→ **Provided records**
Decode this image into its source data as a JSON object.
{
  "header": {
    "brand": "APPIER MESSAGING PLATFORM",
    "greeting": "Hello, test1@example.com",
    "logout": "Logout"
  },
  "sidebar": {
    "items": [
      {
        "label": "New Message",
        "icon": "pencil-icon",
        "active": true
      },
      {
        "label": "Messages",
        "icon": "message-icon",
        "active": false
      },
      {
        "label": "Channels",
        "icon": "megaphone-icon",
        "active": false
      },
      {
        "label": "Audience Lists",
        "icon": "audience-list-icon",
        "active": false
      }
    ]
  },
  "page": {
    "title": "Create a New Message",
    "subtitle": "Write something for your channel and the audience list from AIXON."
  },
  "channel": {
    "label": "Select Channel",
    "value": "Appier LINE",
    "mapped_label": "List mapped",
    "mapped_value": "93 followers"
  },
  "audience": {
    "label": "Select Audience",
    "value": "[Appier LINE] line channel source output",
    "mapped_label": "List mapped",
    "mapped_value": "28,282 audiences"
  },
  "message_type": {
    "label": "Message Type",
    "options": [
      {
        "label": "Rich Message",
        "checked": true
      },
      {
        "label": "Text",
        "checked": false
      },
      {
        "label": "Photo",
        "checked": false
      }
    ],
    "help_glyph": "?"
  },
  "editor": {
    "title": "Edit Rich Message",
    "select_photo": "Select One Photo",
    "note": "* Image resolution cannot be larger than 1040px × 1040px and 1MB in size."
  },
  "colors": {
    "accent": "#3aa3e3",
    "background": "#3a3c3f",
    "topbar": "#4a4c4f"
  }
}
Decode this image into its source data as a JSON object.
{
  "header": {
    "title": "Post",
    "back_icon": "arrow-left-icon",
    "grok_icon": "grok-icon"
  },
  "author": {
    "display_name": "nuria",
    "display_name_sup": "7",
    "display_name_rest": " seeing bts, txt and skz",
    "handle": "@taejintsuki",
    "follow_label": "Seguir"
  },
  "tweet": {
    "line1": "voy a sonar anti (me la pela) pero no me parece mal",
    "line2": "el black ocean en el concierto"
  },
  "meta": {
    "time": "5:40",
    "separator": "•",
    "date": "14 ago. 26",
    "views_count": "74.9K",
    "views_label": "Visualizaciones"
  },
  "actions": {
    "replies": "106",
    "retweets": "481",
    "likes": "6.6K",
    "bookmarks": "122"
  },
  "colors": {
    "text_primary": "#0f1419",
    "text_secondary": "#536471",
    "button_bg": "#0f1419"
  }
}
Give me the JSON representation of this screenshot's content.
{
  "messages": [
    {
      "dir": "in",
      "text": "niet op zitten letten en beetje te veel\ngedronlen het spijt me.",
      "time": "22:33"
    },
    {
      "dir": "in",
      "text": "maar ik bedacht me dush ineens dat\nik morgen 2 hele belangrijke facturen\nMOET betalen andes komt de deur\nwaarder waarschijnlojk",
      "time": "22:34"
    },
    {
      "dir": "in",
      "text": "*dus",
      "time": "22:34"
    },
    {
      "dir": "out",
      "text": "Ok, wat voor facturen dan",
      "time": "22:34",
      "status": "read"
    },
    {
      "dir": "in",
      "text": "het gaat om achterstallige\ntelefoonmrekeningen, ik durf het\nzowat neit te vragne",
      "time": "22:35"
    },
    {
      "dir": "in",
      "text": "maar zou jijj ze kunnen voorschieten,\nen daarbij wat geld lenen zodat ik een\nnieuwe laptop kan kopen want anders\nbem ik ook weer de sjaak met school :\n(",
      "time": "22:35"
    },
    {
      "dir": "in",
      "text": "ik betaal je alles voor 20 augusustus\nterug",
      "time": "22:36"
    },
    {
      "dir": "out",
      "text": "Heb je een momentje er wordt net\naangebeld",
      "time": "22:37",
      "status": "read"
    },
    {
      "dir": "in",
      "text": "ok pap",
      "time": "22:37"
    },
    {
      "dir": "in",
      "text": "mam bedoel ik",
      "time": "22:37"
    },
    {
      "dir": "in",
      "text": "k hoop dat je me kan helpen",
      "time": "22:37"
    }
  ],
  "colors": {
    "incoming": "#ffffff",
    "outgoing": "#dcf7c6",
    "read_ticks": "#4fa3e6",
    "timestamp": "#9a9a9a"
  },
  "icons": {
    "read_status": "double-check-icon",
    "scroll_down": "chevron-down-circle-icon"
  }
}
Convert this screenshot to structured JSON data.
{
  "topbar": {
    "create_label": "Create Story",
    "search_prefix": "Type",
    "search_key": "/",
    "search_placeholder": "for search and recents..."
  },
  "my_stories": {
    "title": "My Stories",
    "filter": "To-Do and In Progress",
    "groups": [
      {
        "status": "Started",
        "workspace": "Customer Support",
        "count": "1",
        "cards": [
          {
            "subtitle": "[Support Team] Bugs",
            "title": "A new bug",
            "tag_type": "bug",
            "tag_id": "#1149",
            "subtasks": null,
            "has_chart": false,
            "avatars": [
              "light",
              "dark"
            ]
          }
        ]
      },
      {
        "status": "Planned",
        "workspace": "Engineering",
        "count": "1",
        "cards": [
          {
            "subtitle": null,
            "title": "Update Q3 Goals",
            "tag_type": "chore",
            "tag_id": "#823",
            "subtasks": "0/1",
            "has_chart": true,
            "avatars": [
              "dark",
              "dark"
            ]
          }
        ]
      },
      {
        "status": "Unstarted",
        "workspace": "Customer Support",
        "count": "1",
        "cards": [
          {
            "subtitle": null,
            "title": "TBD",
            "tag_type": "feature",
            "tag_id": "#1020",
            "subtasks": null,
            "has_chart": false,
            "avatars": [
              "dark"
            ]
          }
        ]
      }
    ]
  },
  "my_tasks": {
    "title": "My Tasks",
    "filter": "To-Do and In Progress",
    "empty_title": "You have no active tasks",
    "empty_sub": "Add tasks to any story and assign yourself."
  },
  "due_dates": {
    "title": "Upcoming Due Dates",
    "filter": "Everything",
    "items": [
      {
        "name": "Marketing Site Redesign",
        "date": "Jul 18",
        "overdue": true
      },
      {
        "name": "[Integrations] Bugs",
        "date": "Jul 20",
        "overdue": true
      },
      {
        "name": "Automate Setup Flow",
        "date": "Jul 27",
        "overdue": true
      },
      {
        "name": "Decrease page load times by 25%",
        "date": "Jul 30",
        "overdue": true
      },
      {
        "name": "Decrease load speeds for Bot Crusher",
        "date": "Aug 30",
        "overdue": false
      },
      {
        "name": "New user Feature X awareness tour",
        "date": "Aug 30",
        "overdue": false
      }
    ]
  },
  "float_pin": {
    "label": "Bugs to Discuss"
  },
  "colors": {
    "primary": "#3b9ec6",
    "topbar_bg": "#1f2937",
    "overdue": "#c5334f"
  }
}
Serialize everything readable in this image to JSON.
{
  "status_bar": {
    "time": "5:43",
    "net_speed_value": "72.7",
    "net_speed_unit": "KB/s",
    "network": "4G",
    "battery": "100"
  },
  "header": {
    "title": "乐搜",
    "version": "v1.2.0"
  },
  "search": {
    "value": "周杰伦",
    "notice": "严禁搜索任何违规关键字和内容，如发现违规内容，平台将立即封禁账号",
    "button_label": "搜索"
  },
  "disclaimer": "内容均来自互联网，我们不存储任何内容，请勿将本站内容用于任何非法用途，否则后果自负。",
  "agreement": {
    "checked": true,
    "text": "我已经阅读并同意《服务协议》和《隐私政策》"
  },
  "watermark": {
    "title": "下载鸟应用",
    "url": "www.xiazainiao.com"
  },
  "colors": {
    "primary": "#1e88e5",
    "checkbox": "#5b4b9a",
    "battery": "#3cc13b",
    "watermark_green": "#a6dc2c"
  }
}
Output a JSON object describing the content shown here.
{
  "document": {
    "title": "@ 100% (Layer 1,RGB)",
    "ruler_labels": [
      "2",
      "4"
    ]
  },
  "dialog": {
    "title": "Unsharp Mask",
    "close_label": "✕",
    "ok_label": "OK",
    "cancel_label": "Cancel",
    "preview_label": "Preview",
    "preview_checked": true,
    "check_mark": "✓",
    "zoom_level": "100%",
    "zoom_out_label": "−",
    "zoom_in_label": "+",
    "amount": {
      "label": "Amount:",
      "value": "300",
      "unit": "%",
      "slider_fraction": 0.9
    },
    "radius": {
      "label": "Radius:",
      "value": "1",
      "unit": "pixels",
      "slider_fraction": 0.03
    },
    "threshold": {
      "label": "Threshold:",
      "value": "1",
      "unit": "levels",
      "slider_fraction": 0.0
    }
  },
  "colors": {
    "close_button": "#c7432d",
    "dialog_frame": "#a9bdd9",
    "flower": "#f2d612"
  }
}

→ **What is being asked**
Tally how many lines of the records hold the word "facturen". Answer with the number only.

→ **Response to the task**
2